**Task to complete**
Would you write out the entries below, every one of them, exactly?

**Material for the task**
********************
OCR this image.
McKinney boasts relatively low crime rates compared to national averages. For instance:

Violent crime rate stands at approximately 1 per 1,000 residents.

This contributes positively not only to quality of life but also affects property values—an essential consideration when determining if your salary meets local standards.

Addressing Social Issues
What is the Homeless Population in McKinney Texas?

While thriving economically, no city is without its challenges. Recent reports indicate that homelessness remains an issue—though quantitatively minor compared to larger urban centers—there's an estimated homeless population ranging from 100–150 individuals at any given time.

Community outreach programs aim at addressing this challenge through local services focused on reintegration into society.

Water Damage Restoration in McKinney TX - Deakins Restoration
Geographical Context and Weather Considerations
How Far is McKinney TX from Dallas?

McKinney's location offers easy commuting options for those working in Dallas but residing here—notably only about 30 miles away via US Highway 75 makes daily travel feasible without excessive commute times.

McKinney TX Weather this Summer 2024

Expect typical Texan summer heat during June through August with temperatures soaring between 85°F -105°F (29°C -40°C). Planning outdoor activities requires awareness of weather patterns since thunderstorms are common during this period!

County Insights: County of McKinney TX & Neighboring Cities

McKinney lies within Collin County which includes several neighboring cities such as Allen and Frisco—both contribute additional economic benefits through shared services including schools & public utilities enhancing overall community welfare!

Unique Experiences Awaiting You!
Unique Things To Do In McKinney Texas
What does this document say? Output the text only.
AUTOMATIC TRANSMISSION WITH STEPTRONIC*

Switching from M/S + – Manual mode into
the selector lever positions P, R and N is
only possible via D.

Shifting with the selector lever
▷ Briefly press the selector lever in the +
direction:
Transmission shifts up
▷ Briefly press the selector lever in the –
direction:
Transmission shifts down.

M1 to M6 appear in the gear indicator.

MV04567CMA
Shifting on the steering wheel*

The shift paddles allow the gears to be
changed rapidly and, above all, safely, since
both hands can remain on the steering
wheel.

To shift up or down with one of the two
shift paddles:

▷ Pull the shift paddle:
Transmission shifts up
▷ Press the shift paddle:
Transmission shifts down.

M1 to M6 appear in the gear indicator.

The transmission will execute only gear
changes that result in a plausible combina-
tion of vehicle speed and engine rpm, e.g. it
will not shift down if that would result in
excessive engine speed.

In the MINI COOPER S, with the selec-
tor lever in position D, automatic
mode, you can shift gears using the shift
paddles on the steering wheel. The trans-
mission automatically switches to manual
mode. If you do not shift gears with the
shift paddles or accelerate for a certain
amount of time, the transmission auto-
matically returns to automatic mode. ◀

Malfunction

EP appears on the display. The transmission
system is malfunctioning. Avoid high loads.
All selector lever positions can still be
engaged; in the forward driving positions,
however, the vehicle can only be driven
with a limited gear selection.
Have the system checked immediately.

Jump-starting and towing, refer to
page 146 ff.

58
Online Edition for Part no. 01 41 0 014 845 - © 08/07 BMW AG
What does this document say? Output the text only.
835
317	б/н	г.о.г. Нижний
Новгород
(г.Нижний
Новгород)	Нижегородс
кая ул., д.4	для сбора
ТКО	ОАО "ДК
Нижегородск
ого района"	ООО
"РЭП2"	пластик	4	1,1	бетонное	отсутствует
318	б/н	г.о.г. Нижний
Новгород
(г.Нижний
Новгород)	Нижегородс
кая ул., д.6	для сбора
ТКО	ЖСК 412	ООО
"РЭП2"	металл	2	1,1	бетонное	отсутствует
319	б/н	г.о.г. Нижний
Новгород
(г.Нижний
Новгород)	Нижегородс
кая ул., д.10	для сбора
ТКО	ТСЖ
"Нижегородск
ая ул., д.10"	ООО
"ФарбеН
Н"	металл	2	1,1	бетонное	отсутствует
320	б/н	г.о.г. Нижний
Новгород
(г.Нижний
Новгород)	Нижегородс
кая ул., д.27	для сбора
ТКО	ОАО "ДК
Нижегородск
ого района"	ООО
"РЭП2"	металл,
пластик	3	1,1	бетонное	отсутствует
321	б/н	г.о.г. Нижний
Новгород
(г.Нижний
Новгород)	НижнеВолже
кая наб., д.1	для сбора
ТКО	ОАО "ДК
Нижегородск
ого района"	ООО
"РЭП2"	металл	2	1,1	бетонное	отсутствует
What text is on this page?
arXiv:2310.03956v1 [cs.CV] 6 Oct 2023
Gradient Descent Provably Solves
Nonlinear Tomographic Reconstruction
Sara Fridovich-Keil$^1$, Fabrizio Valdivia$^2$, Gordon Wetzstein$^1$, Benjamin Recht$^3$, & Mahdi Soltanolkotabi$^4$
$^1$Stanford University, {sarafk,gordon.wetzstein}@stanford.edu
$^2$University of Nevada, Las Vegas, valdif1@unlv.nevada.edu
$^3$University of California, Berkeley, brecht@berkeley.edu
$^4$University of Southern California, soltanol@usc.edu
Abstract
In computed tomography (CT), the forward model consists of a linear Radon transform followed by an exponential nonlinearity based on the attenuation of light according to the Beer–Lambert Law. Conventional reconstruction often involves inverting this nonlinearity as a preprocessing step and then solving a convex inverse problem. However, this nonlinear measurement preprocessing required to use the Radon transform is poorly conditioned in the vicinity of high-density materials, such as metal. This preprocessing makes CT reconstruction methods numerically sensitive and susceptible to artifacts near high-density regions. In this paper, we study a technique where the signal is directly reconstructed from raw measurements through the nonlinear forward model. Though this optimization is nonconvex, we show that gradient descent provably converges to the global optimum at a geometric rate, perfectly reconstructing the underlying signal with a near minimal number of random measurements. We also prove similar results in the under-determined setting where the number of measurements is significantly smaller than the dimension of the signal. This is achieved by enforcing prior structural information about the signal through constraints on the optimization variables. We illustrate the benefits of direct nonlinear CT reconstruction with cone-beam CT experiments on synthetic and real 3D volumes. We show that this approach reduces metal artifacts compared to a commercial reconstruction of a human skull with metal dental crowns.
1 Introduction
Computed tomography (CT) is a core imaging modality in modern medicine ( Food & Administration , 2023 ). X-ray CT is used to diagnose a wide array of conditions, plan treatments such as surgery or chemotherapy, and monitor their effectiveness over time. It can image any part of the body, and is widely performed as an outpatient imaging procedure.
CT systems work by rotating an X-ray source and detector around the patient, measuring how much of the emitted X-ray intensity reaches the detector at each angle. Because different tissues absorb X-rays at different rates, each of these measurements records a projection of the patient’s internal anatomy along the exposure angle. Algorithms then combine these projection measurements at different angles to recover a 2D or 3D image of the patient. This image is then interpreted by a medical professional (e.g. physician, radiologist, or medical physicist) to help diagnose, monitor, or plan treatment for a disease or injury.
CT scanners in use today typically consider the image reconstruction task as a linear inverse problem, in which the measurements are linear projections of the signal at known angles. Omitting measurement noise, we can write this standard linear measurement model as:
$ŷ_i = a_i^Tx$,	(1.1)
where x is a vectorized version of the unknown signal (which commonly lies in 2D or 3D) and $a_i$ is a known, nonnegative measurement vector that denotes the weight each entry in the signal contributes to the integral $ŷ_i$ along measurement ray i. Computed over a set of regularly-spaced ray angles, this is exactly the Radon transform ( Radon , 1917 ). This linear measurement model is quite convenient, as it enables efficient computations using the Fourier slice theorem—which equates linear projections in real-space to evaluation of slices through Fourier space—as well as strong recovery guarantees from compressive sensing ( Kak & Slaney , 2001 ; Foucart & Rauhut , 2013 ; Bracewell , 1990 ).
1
********************
**Exercise output**
OCR this image.
McKinney boasts relatively low crime rates compared to national averages. For instance:

Violent crime rate stands at approximately 1 per 1,000 residents.

This contributes positively not only to quality of life but also affects property values—an essential consideration when determining if your salary meets local standards.

Addressing Social Issues
What is the Homeless Population in McKinney Texas?

While thriving economically, no city is without its challenges. Recent reports indicate that homelessness remains an issue—though quantitatively minor compared to larger urban centers—there's an estimated homeless population ranging from 100–150 individuals at any given time.

Community outreach programs aim at addressing this challenge through local services focused on reintegration into society.

Water Damage Restoration in McKinney TX - Deakins Restoration
Geographical Context and Weather Considerations
How Far is McKinney TX from Dallas?

McKinney's location offers easy commuting options for those working in Dallas but residing here—notably only about 30 miles away via US Highway 75 makes daily travel feasible without excessive commute times.

McKinney TX Weather this Summer 2024

Expect typical Texan summer heat during June through August with temperatures soaring between 85°F -105°F (29°C -40°C). Planning outdoor activities requires awareness of weather patterns since thunderstorms are common during this period!

County Insights: County of McKinney TX & Neighboring Cities

McKinney lies within Collin County which includes several neighboring cities such as Allen and Frisco—both contribute additional economic benefits through shared services including schools & public utilities enhancing overall community welfare!

Unique Experiences Awaiting You!
Unique Things To Do In McKinney Texas
What does this document say? Output the text only.
AUTOMATIC TRANSMISSION WITH STEPTRONIC*

Switching from M/S + – Manual mode into
the selector lever positions P, R and N is
only possible via D.

Shifting with the selector lever
▷ Briefly press the selector lever in the +
direction:
Transmission shifts up
▷ Briefly press the selector lever in the –
direction:
Transmission shifts down.

M1 to M6 appear in the gear indicator.

MV04567CMA
Shifting on the steering wheel*

The shift paddles allow the gears to be
changed rapidly and, above all, safely, since
both hands can remain on the steering
wheel.

To shift up or down with one of the two
shift paddles:

▷ Pull the shift paddle:
Transmission shifts up
▷ Press the shift paddle:
Transmission shifts down.

M1 to M6 appear in the gear indicator.

The transmission will execute only gear
changes that result in a plausible combina-
tion of vehicle speed and engine rpm, e.g. it
will not shift down if that would result in
excessive engine speed.

In the MINI COOPER S, with the selec-
tor lever in position D, automatic
mode, you can shift gears using the shift
paddles on the steering wheel. The trans-
mission automatically switches to manual
mode. If you do not shift gears with the
shift paddles or accelerate for a certain
amount of time, the transmission auto-
matically returns to automatic mode. ◀

Malfunction

EP appears on the display. The transmission
system is malfunctioning. Avoid high loads.
All selector lever positions can still be
engaged; in the forward driving positions,
however, the vehicle can only be driven
with a limited gear selection.
Have the system checked immediately.

Jump-starting and towing, refer to
page 146 ff.

58
Online Edition for Part no. 01 41 0 014 845 - © 08/07 BMW AG
What does this document say? Output the text only.
835
317	б/н	г.о.г. Нижний
Новгород
(г.Нижний
Новгород)	Нижегородс
кая ул., д.4	для сбора
ТКО	ОАО "ДК
Нижегородск
ого района"	ООО
"РЭП2"	пластик	4	1,1	бетонное	отсутствует
318	б/н	г.о.г. Нижний
Новгород
(г.Нижний
Новгород)	Нижегородс
кая ул., д.6	для сбора
ТКО	ЖСК 412	ООО
"РЭП2"	металл	2	1,1	бетонное	отсутствует
319	б/н	г.о.г. Нижний
Новгород
(г.Нижний
Новгород)	Нижегородс
кая ул., д.10	для сбора
ТКО	ТСЖ
"Нижегородск
ая ул., д.10"	ООО
"ФарбеН
Н"	металл	2	1,1	бетонное	отсутствует
320	б/н	г.о.г. Нижний
Новгород
(г.Нижний
Новгород)	Нижегородс
кая ул., д.27	для сбора
ТКО	ОАО "ДК
Нижегородск
ого района"	ООО
"РЭП2"	металл,
пластик	3	1,1	бетонное	отсутствует
321	б/н	г.о.г. Нижний
Новгород
(г.Нижний
Новгород)	НижнеВолже
кая наб., д.1	для сбора
ТКО	ОАО "ДК
Нижегородск
ого района"	ООО
"РЭП2"	металл	2	1,1	бетонное	отсутствует
What text is on this page?
arXiv:2310.03956v1 [cs.CV] 6 Oct 2023
Gradient Descent Provably Solves
Nonlinear Tomographic Reconstruction
Sara Fridovich-Keil$^1$, Fabrizio Valdivia$^2$, Gordon Wetzstein$^1$, Benjamin Recht$^3$, & Mahdi Soltanolkotabi$^4$
$^1$Stanford University, {sarafk,gordon.wetzstein}@stanford.edu
$^2$University of Nevada, Las Vegas, valdif1@unlv.nevada.edu
$^3$University of California, Berkeley, brecht@berkeley.edu
$^4$University of Southern California, soltanol@usc.edu
Abstract
In computed tomography (CT), the forward model consists of a linear Radon transform followed by an exponential nonlinearity based on the attenuation of light according to the Beer–Lambert Law. Conventional reconstruction often involves inverting this nonlinearity as a preprocessing step and then solving a convex inverse problem. However, this nonlinear measurement preprocessing required to use the Radon transform is poorly conditioned in the vicinity of high-density materials, such as metal. This preprocessing makes CT reconstruction methods numerically sensitive and susceptible to artifacts near high-density regions. In this paper, we study a technique where the signal is directly reconstructed from raw measurements through the nonlinear forward model. Though this optimization is nonconvex, we show that gradient descent provably converges to the global optimum at a geometric rate, perfectly reconstructing the underlying signal with a near minimal number of random measurements. We also prove similar results in the under-determined setting where the number of measurements is significantly smaller than the dimension of the signal. This is achieved by enforcing prior structural information about the signal through constraints on the optimization variables. We illustrate the benefits of direct nonlinear CT reconstruction with cone-beam CT experiments on synthetic and real 3D volumes. We show that this approach reduces metal artifacts compared to a commercial reconstruction of a human skull with metal dental crowns.
1 Introduction
Computed tomography (CT) is a core imaging modality in modern medicine ( Food & Administration , 2023 ). X-ray CT is used to diagnose a wide array of conditions, plan treatments such as surgery or chemotherapy, and monitor their effectiveness over time. It can image any part of the body, and is widely performed as an outpatient imaging procedure.
CT systems work by rotating an X-ray source and detector around the patient, measuring how much of the emitted X-ray intensity reaches the detector at each angle. Because different tissues absorb X-rays at different rates, each of these measurements records a projection of the patient’s internal anatomy along the exposure angle. Algorithms then combine these projection measurements at different angles to recover a 2D or 3D image of the patient. This image is then interpreted by a medical professional (e.g. physician, radiologist, or medical physicist) to help diagnose, monitor, or plan treatment for a disease or injury.
CT scanners in use today typically consider the image reconstruction task as a linear inverse problem, in which the measurements are linear projections of the signal at known angles. Omitting measurement noise, we can write this standard linear measurement model as:
$ŷ_i = a_i^Tx$,	(1.1)
where x is a vectorized version of the unknown signal (which commonly lies in 2D or 3D) and $a_i$ is a known, nonnegative measurement vector that denotes the weight each entry in the signal contributes to the integral $ŷ_i$ along measurement ray i. Computed over a set of regularly-spaced ray angles, this is exactly the Radon transform ( Radon , 1917 ). This linear measurement model is quite convenient, as it enables efficient computations using the Fourier slice theorem—which equates linear projections in real-space to evaluation of slices through Fourier space—as well as strong recovery guarantees from compressive sensing ( Kak & Slaney , 2001 ; Foucart & Rauhut , 2013 ; Bracewell , 1990 ).
1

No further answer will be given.